(Figure contents as structured data)

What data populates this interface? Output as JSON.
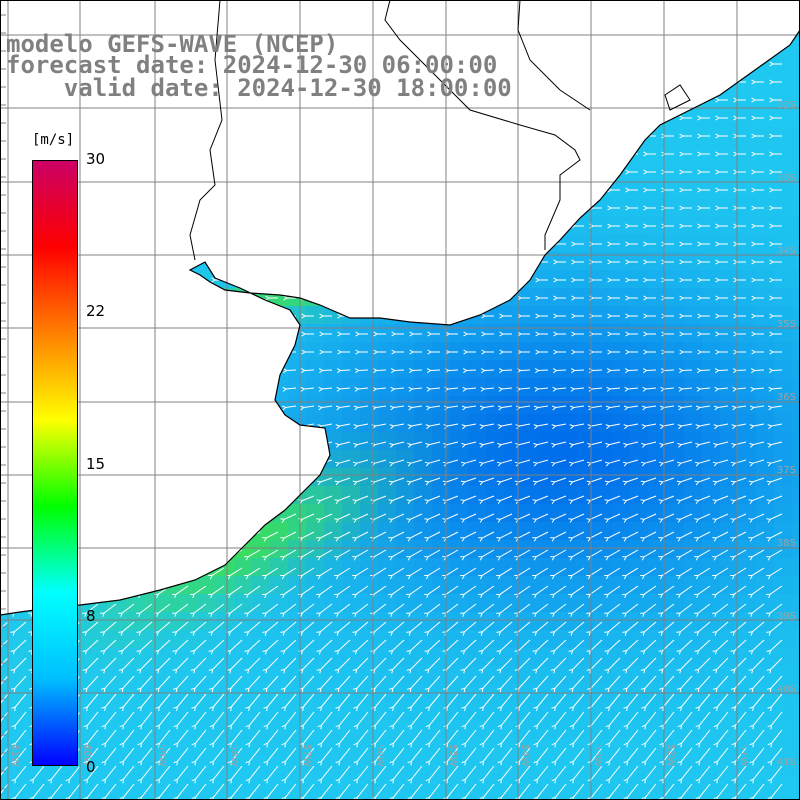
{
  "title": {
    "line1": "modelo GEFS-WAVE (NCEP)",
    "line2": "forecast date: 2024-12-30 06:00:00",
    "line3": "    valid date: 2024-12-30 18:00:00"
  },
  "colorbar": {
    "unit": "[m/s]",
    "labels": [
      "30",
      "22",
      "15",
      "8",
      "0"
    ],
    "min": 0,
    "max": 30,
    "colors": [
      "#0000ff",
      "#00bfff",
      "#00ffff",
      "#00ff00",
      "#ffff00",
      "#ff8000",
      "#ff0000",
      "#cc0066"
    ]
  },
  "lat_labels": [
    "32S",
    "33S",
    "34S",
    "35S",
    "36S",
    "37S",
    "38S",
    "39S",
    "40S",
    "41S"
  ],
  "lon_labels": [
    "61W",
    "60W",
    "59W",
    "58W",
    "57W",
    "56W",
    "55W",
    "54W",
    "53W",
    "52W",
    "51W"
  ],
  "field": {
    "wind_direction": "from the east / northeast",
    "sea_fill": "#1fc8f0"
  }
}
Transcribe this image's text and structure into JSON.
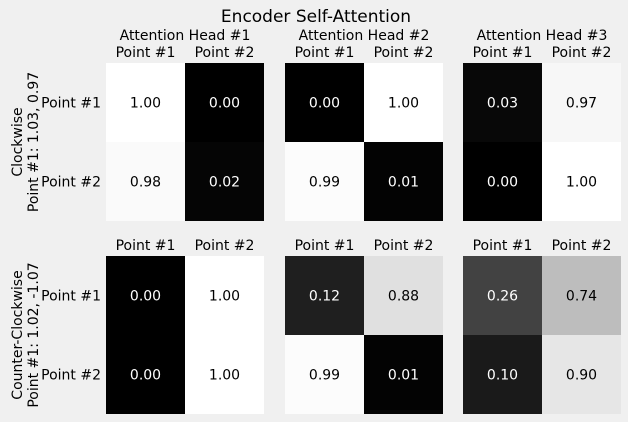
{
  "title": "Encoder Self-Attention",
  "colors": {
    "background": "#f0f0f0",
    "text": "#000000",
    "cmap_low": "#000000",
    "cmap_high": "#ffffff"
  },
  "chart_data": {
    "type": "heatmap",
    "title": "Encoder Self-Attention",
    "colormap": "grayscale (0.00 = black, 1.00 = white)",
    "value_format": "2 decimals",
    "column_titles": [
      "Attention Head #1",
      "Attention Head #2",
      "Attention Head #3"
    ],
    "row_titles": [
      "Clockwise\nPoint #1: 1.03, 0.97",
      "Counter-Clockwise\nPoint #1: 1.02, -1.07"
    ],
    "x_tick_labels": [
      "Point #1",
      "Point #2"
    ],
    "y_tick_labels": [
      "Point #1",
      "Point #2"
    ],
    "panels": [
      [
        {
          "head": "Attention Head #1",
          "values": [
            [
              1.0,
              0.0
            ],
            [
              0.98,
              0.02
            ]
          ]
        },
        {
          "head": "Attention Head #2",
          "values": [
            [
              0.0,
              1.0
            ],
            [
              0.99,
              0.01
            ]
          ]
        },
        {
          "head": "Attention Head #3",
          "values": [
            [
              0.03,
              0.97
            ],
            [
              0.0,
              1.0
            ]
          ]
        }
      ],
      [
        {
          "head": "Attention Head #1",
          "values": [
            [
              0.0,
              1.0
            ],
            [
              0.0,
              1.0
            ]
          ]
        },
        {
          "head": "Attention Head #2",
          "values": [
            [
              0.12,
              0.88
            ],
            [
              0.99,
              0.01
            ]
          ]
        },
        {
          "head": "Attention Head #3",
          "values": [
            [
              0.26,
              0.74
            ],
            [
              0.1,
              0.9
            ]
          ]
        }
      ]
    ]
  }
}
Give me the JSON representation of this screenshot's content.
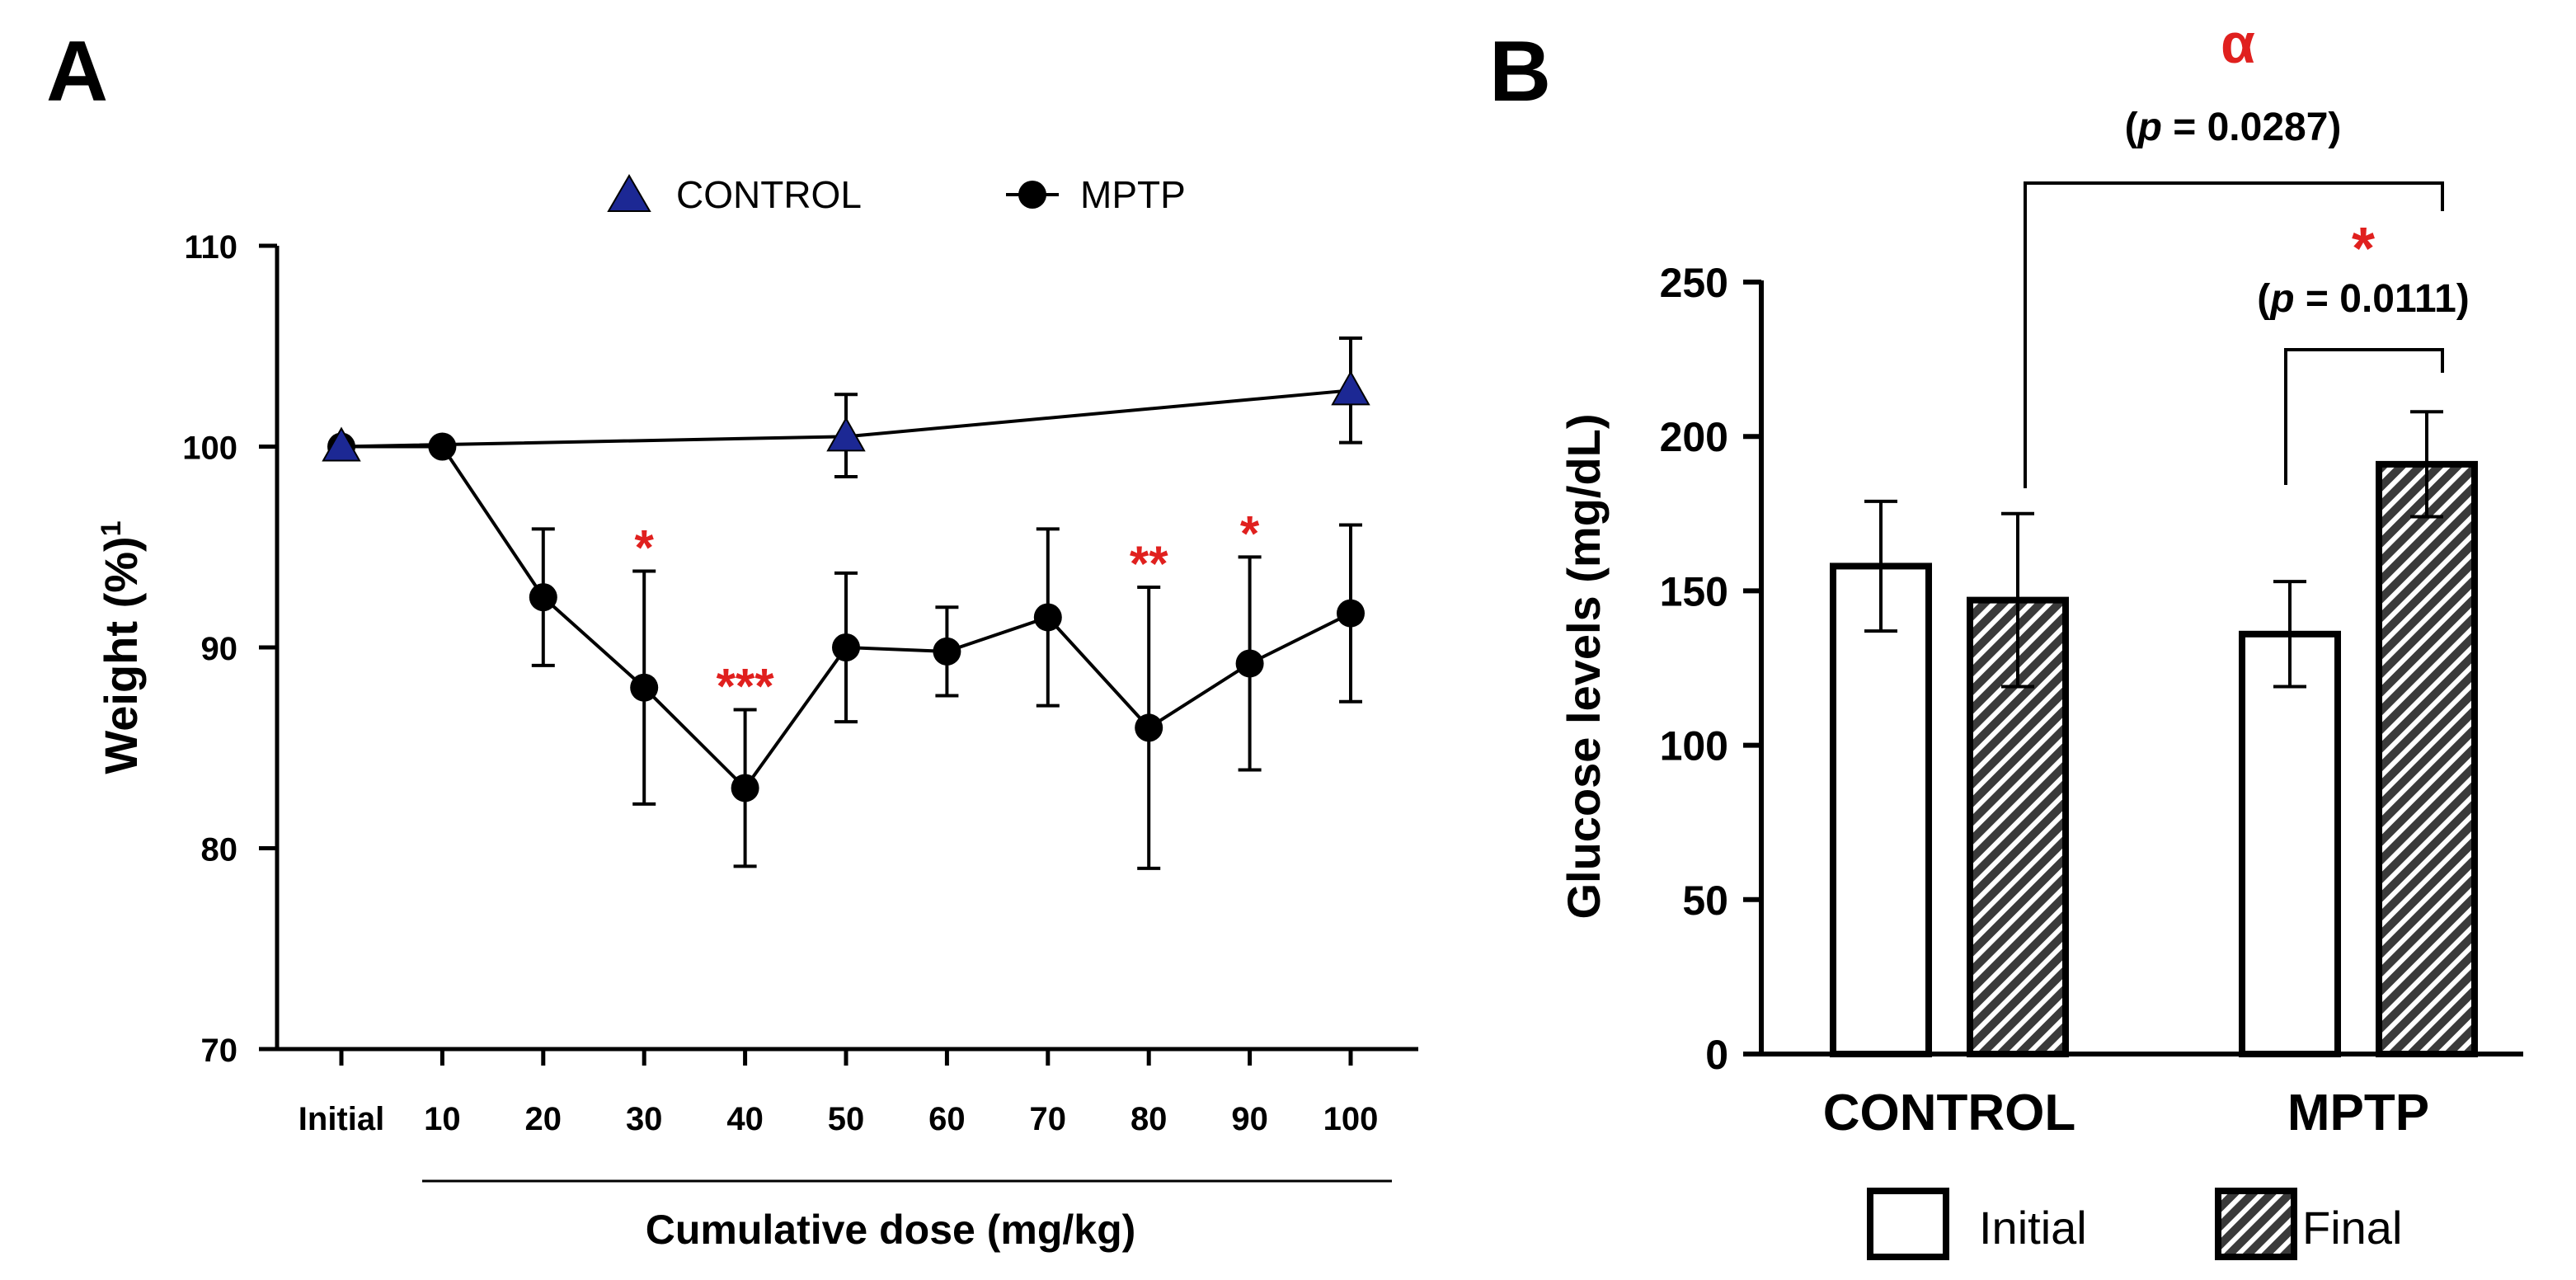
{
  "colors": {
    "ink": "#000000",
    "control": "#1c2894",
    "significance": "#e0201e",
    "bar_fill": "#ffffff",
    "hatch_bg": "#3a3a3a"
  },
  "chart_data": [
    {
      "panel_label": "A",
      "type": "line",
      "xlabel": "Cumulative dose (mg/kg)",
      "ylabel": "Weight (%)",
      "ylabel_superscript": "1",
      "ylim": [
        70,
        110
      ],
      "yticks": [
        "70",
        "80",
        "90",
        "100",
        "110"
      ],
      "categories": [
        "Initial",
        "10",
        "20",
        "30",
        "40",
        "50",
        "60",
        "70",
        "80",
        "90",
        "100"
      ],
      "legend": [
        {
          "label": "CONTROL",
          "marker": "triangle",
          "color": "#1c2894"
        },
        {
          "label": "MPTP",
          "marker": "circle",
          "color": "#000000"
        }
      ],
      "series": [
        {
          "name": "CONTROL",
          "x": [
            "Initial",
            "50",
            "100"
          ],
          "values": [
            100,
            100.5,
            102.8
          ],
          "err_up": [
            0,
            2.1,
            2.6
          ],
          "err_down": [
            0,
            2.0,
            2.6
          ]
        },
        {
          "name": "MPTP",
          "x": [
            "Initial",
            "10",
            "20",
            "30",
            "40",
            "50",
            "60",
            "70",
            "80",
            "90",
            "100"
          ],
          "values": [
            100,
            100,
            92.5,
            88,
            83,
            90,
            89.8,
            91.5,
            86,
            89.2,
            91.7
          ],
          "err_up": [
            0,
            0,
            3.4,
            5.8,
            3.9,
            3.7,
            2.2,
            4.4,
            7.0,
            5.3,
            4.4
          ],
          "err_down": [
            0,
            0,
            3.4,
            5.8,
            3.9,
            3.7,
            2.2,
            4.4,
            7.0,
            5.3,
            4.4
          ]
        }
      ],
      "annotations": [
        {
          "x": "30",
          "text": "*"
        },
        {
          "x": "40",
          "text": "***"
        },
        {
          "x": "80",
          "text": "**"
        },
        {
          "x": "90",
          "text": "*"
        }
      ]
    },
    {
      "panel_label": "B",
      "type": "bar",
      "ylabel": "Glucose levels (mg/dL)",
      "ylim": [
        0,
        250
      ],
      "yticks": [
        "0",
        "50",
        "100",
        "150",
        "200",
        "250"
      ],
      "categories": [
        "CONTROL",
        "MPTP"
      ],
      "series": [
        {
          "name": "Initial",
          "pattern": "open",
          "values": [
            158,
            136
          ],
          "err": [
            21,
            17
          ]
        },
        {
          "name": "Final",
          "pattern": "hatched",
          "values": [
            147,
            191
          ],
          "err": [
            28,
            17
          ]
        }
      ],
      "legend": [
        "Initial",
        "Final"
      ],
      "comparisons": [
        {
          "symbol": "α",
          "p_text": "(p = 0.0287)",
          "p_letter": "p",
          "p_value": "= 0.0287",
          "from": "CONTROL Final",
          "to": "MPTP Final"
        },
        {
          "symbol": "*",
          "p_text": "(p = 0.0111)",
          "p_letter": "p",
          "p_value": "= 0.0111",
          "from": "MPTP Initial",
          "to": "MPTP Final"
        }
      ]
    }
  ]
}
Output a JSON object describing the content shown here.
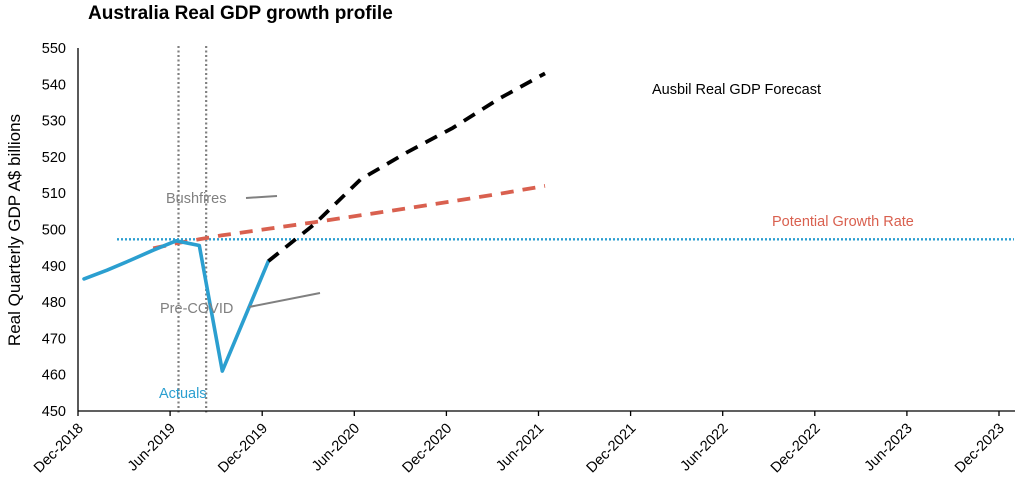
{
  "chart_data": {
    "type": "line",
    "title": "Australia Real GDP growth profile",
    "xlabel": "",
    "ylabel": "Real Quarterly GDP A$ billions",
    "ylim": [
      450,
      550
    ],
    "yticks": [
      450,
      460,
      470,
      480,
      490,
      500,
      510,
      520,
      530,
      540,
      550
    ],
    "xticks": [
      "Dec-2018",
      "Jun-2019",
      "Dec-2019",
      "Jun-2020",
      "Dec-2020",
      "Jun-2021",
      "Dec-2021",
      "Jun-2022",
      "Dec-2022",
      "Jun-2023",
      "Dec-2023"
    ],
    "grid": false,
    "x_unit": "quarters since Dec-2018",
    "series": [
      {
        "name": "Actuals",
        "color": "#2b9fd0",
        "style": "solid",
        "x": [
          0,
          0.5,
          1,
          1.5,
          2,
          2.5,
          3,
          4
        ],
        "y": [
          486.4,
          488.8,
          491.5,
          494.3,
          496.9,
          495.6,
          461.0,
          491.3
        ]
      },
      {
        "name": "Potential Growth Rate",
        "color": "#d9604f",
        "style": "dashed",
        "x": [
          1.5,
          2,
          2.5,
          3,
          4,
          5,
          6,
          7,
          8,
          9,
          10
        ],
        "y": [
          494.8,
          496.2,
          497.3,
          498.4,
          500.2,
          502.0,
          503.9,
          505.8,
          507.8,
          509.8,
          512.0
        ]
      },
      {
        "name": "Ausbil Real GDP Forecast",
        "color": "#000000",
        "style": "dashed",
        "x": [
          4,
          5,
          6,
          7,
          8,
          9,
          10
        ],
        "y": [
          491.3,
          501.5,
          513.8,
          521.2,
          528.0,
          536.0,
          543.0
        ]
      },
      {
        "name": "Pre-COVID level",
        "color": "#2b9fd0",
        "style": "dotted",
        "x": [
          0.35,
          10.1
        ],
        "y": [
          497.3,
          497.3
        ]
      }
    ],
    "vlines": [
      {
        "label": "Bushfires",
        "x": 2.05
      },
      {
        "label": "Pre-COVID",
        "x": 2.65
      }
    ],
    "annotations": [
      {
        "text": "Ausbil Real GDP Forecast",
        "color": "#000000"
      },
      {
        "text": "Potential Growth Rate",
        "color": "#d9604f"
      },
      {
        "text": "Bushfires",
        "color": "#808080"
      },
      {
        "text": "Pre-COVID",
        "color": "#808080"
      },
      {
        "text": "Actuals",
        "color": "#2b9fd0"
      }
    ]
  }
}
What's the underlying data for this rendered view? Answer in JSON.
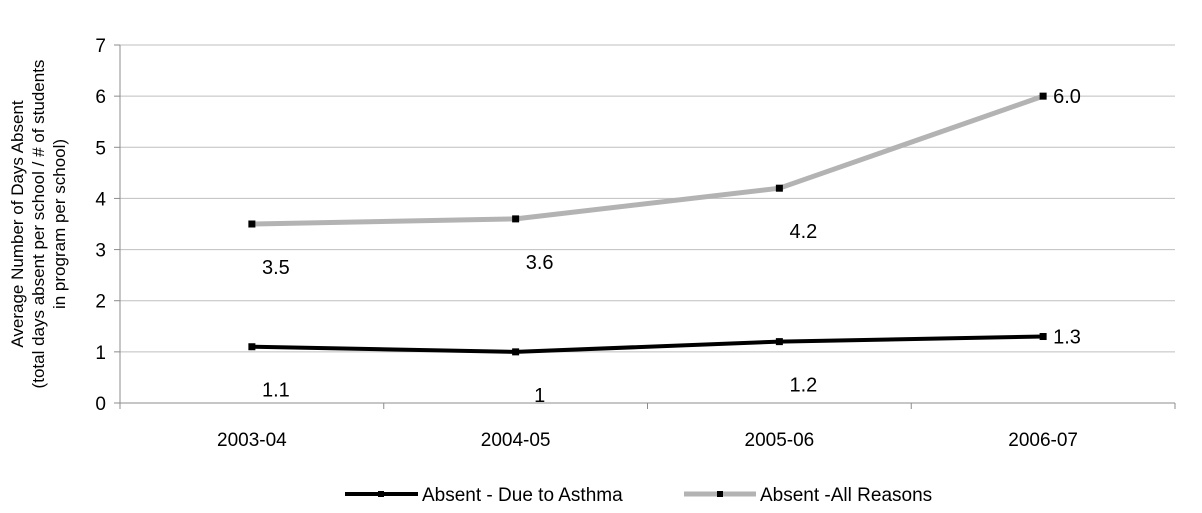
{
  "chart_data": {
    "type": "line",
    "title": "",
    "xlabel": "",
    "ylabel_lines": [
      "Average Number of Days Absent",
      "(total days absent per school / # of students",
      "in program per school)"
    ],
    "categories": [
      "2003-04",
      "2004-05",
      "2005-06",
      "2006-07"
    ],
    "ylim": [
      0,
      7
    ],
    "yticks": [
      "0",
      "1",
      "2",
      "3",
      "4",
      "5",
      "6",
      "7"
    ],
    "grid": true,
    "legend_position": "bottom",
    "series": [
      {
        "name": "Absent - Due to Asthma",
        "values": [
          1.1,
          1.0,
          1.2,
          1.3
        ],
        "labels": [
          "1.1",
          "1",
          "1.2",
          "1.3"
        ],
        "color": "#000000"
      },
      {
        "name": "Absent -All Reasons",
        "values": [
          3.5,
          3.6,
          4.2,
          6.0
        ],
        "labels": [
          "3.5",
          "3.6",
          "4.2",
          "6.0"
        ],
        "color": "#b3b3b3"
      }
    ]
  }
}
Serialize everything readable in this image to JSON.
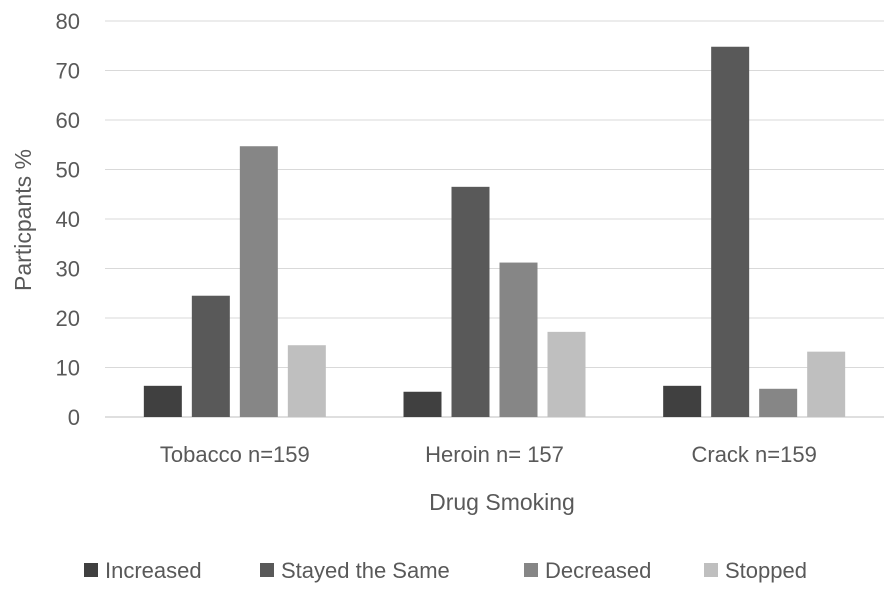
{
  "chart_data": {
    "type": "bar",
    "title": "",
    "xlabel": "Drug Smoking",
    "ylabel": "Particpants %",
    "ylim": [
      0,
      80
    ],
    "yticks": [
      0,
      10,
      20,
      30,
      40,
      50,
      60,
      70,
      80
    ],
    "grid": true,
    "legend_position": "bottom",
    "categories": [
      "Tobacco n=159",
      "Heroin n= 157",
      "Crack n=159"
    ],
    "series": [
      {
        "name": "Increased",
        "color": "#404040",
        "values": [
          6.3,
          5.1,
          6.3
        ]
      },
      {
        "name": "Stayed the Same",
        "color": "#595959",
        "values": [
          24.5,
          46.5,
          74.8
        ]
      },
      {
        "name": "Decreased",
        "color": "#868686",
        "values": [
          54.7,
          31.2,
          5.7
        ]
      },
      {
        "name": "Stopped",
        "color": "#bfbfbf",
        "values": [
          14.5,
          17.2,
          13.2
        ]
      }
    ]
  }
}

§ **EXERCISE TASK**
Search the data for "MPTP". Copy every line that has it.

§ **OUTPUT OF THE EXERCISE**
          "label": "MPTP",
          "name": "MPTP",
        "MPTP"
          "to": "MPTP Final"
          "from": "MPTP Initial",
          "to": "MPTP Final"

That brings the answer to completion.